(Figure record extracts)
• • •

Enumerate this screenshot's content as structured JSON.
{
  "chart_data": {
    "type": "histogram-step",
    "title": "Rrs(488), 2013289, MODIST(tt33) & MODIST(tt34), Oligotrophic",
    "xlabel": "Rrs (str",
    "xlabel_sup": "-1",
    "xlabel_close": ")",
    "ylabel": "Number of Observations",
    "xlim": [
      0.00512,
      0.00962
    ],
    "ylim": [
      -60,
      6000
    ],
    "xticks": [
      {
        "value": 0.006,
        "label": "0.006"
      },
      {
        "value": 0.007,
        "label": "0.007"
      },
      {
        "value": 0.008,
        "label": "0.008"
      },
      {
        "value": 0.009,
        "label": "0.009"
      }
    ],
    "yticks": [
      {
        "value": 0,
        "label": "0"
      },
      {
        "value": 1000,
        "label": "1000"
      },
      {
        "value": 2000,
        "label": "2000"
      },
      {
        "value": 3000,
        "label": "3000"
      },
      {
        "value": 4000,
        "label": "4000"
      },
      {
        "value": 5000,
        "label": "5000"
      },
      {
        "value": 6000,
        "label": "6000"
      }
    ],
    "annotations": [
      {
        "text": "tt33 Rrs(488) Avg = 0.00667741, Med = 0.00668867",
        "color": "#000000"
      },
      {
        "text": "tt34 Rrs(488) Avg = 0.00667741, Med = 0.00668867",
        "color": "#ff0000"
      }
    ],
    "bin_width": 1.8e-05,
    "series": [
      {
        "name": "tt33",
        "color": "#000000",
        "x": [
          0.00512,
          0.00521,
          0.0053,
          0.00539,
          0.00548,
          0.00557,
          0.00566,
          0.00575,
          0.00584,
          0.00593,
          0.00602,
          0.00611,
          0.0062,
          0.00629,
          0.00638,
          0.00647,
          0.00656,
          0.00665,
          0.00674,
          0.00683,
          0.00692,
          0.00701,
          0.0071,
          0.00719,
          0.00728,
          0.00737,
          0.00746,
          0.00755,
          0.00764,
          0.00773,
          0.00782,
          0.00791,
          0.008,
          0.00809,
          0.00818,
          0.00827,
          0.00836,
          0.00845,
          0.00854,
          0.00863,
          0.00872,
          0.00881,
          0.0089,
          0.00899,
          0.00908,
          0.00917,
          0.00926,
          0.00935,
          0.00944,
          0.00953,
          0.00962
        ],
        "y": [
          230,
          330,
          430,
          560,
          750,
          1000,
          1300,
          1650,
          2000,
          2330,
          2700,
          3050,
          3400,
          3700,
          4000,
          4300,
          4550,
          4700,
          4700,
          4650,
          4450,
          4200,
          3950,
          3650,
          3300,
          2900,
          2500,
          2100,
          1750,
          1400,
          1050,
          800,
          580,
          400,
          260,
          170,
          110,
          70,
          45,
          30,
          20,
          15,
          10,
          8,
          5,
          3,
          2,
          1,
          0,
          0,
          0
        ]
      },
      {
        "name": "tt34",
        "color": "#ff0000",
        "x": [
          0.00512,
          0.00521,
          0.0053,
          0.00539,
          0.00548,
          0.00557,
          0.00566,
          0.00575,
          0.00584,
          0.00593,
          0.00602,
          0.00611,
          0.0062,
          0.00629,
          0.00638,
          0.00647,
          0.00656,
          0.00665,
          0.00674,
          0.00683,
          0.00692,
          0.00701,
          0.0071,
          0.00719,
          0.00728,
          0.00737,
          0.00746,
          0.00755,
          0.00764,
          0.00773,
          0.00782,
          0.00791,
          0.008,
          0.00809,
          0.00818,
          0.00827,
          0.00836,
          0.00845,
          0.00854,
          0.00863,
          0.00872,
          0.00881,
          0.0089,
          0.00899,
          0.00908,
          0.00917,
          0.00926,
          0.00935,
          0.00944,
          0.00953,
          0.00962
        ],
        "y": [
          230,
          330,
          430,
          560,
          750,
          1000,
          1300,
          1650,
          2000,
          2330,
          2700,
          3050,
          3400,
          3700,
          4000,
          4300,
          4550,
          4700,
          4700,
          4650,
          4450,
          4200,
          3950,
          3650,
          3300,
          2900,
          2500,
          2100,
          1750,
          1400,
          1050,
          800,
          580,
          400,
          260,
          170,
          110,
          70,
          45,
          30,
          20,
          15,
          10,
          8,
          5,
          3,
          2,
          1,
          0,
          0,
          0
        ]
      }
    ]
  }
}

• • •

— Written request —
Check all the records above and select each line where the string "value" is found.

— Exercise answer —
        "value": 0.006,
        "value": 0.007,
        "value": 0.008,
        "value": 0.009,
        "value": 0,
        "value": 1000,
        "value": 2000,
        "value": 3000,
        "value": 4000,
        "value": 5000,
        "value": 6000,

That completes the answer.